**Work instructions:** From the listing below, select every line where the word "Difference" appears.

**Input records:**
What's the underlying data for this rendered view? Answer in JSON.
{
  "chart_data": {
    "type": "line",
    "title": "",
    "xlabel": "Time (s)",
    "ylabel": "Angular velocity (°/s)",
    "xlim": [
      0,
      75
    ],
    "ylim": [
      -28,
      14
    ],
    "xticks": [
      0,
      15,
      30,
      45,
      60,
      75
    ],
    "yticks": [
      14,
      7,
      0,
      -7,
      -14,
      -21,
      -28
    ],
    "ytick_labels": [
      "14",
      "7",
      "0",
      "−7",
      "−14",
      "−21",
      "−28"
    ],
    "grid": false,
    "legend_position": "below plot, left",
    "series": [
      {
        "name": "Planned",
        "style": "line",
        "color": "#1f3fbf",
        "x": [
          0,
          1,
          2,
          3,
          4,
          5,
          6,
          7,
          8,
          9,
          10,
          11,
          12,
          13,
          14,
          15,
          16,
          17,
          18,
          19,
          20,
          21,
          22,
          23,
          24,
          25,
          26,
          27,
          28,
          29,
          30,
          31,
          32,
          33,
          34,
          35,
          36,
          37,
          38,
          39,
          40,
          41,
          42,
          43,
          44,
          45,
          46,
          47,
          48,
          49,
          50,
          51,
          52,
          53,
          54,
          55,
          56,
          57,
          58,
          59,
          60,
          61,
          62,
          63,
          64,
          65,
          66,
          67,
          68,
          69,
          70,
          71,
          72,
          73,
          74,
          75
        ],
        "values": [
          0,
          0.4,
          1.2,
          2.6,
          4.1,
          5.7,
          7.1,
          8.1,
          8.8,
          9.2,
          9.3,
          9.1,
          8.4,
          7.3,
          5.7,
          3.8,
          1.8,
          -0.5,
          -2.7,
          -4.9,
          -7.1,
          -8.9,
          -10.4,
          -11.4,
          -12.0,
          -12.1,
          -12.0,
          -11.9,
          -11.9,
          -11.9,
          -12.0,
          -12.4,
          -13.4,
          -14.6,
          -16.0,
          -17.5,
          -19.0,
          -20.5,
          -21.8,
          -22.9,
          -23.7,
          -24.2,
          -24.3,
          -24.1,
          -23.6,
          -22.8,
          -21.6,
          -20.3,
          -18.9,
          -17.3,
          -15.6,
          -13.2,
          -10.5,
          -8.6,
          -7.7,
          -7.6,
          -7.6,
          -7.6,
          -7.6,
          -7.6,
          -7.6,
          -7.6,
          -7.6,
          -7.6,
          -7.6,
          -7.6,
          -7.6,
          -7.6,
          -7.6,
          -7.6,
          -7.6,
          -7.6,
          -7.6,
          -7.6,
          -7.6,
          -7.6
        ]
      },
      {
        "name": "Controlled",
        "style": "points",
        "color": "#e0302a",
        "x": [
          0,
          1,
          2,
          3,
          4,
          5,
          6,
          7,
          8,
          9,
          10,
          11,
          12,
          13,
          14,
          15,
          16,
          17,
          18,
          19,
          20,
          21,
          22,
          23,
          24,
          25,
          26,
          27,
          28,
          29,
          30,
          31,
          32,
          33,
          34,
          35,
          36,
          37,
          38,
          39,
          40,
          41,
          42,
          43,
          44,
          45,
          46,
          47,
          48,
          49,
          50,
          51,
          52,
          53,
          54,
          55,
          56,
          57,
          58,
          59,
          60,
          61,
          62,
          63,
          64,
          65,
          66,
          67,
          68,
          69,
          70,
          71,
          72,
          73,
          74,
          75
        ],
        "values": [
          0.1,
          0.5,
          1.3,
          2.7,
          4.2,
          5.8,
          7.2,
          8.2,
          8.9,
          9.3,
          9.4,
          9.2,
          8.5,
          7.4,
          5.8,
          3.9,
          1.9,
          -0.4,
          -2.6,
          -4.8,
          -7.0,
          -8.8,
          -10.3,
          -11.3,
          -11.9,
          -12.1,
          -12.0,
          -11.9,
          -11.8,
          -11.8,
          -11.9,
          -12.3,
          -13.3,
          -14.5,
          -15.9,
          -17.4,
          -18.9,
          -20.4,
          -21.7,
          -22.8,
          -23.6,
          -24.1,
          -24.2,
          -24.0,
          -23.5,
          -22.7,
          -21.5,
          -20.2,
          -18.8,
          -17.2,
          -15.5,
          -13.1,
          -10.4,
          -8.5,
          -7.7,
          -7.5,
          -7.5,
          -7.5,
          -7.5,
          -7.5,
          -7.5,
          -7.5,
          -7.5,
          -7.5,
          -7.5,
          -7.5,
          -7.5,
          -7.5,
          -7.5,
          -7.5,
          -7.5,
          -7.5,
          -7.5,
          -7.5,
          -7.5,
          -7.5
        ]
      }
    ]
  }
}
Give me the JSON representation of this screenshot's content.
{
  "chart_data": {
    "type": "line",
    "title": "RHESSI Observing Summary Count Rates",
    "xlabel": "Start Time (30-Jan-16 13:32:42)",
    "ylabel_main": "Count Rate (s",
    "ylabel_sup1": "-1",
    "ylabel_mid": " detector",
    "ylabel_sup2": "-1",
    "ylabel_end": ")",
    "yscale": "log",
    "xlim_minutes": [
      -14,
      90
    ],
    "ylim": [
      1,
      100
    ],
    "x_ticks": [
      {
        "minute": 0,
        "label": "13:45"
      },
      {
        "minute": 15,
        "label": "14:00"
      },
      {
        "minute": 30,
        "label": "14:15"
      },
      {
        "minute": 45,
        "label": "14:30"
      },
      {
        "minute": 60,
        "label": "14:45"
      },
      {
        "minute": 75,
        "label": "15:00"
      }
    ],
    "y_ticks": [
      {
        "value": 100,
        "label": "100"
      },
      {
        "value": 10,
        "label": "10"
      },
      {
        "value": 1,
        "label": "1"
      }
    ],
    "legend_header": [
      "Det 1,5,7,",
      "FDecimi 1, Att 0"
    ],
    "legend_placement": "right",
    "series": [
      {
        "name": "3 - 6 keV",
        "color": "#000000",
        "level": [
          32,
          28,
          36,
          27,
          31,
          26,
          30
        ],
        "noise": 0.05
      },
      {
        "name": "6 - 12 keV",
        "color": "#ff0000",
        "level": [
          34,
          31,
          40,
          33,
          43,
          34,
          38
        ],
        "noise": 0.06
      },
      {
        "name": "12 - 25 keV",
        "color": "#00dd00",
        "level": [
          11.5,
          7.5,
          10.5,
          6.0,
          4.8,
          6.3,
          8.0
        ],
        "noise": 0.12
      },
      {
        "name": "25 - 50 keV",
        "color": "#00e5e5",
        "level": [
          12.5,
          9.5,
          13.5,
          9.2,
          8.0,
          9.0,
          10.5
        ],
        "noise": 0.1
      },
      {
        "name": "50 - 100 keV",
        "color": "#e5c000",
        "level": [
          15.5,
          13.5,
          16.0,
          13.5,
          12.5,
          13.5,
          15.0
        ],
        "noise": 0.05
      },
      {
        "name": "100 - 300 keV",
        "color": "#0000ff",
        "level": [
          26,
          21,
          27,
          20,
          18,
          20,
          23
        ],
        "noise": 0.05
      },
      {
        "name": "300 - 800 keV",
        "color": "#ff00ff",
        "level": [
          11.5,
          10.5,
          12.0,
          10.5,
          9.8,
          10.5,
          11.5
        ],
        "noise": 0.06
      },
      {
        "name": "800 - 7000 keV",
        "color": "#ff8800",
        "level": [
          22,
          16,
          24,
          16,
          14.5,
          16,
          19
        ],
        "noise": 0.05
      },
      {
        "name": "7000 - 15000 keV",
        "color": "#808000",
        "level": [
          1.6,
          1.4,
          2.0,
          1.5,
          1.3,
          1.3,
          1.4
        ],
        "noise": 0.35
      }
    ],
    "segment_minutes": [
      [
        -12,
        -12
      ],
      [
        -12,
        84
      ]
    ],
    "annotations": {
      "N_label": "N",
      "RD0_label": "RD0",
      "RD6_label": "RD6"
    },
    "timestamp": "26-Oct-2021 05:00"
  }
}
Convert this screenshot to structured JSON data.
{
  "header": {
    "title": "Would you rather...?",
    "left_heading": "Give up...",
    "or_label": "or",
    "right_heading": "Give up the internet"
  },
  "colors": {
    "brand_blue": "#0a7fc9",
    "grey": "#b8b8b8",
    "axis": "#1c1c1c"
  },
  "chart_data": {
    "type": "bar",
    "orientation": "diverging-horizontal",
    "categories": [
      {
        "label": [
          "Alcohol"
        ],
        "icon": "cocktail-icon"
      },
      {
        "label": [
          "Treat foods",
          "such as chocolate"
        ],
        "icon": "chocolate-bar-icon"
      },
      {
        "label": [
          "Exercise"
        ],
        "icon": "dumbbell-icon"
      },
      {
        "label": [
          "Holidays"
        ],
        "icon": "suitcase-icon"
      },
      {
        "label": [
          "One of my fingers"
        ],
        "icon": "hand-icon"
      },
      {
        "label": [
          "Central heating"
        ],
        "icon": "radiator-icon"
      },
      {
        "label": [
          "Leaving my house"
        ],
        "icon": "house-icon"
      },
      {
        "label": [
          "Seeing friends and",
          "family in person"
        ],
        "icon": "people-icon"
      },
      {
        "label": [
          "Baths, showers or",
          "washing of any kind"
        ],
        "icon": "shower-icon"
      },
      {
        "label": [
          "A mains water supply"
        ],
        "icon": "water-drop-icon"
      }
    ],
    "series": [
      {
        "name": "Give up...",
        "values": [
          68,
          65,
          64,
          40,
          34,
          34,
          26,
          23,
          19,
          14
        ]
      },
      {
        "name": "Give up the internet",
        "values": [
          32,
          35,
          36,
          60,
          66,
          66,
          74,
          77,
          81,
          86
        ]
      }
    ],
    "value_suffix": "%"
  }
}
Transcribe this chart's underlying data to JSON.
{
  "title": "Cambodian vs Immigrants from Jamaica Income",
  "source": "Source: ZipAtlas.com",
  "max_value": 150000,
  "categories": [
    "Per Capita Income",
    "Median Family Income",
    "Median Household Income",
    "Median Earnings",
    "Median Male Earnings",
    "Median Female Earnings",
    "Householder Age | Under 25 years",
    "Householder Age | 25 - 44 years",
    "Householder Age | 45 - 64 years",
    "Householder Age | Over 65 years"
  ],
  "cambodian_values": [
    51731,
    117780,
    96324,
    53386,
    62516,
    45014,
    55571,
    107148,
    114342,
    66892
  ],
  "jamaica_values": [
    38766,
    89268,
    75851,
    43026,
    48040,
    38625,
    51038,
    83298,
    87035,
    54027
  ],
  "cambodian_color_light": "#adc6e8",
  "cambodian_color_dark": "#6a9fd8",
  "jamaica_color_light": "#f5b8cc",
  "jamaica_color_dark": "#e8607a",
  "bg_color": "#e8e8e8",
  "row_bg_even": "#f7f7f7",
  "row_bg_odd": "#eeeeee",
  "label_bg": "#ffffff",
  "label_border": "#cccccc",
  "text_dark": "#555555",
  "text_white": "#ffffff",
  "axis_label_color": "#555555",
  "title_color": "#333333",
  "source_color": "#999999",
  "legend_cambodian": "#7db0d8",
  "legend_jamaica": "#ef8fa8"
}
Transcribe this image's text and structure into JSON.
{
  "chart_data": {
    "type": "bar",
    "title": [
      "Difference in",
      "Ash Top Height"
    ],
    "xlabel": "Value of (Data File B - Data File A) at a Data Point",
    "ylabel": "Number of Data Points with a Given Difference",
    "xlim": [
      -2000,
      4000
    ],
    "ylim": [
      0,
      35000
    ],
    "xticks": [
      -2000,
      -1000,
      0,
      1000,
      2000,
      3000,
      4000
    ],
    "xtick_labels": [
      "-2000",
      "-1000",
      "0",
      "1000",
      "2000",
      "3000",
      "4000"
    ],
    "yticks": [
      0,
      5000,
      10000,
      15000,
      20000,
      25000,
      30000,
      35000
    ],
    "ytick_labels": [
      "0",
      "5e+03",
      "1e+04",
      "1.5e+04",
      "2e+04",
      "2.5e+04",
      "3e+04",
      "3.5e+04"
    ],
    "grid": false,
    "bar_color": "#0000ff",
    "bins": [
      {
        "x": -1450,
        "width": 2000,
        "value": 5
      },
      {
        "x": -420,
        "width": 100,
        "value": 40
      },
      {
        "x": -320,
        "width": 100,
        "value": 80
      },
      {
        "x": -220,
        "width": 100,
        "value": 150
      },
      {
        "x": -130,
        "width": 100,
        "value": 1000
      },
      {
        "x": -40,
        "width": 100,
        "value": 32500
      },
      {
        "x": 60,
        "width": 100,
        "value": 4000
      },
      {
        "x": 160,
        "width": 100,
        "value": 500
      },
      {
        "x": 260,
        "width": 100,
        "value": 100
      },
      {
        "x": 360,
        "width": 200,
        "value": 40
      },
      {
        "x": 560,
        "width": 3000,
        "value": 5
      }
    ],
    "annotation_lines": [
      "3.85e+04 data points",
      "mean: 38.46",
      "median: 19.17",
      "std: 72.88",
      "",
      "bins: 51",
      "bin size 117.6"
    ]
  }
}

**Exercise result:**
      "Difference in",
    "ylabel": "Number of Data Points with a Given Difference",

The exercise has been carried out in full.